# Record excerpts
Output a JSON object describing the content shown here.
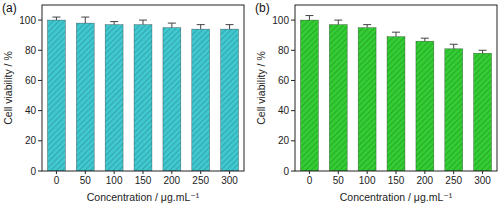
{
  "chart_data": [
    {
      "type": "bar",
      "title": "(a)",
      "x_label": "Concentration / μg.mL⁻¹",
      "y_label": "Cell viability / %",
      "categories": [
        "0",
        "50",
        "100",
        "150",
        "200",
        "250",
        "300"
      ],
      "values": [
        100,
        98,
        97,
        97,
        95,
        94,
        94
      ],
      "errors": [
        2,
        4,
        2,
        3,
        3,
        3,
        3
      ],
      "color": "#40c8d0",
      "ylim": [
        0,
        110
      ],
      "yticks": [
        0,
        20,
        40,
        60,
        80,
        100
      ],
      "grid": false
    },
    {
      "type": "bar",
      "title": "(b)",
      "x_label": "Concentration / μg.mL⁻¹",
      "y_label": "Cell viability / %",
      "categories": [
        "0",
        "50",
        "100",
        "150",
        "200",
        "250",
        "300"
      ],
      "values": [
        100,
        97,
        95,
        89,
        86,
        81,
        78
      ],
      "errors": [
        3,
        3,
        2,
        3,
        2,
        3,
        2
      ],
      "color": "#33cc33",
      "ylim": [
        0,
        110
      ],
      "yticks": [
        0,
        20,
        40,
        60,
        80,
        100
      ],
      "grid": false
    }
  ]
}
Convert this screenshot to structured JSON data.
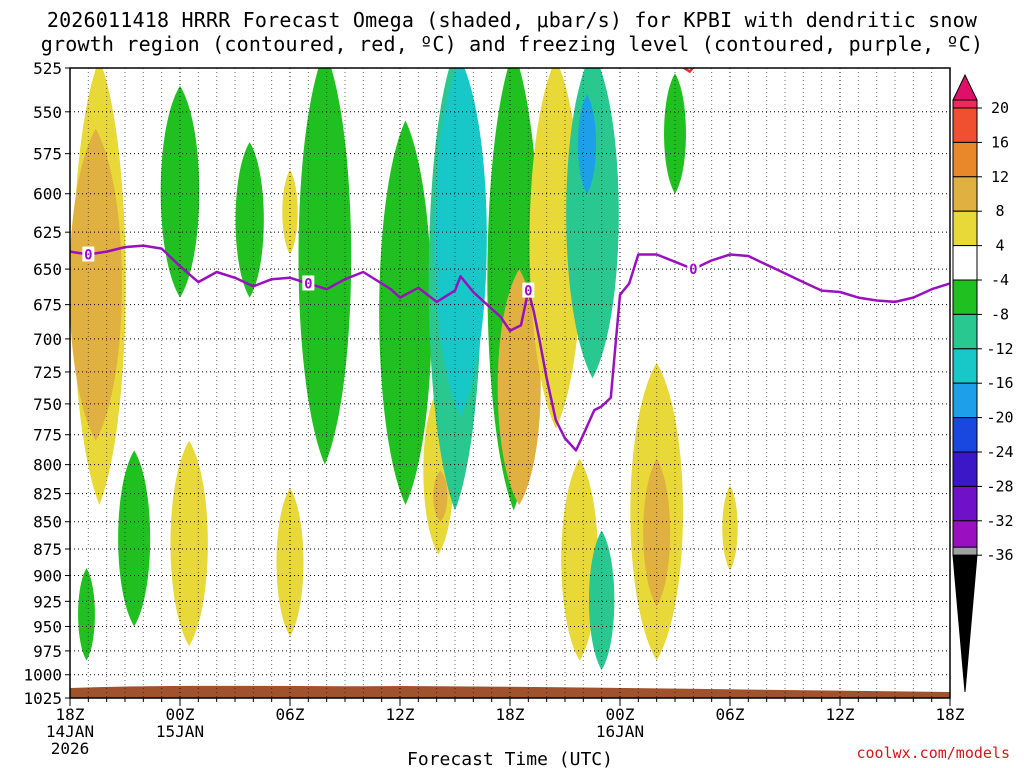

# Task prompt
Pictures don't belong in the copy. Restate all the entries exactly.

# Solution to this task
Output a JSON object describing the content shown here.
{
  "chart_data": [
    {
      "type": "bar",
      "title": "(a)",
      "x_label": "Concentration / μg.mL⁻¹",
      "y_label": "Cell viability / %",
      "categories": [
        "0",
        "50",
        "100",
        "150",
        "200",
        "250",
        "300"
      ],
      "values": [
        100,
        98,
        97,
        97,
        95,
        94,
        94
      ],
      "errors": [
        2,
        4,
        2,
        3,
        3,
        3,
        3
      ],
      "color": "#40c8d0",
      "ylim": [
        0,
        110
      ],
      "yticks": [
        0,
        20,
        40,
        60,
        80,
        100
      ],
      "grid": false
    },
    {
      "type": "bar",
      "title": "(b)",
      "x_label": "Concentration / μg.mL⁻¹",
      "y_label": "Cell viability / %",
      "categories": [
        "0",
        "50",
        "100",
        "150",
        "200",
        "250",
        "300"
      ],
      "values": [
        100,
        97,
        95,
        89,
        86,
        81,
        78
      ],
      "errors": [
        3,
        3,
        2,
        3,
        2,
        3,
        2
      ],
      "color": "#33cc33",
      "ylim": [
        0,
        110
      ],
      "yticks": [
        0,
        20,
        40,
        60,
        80,
        100
      ],
      "grid": false
    }
  ]
}
Convert this screenshot to structured JSON data.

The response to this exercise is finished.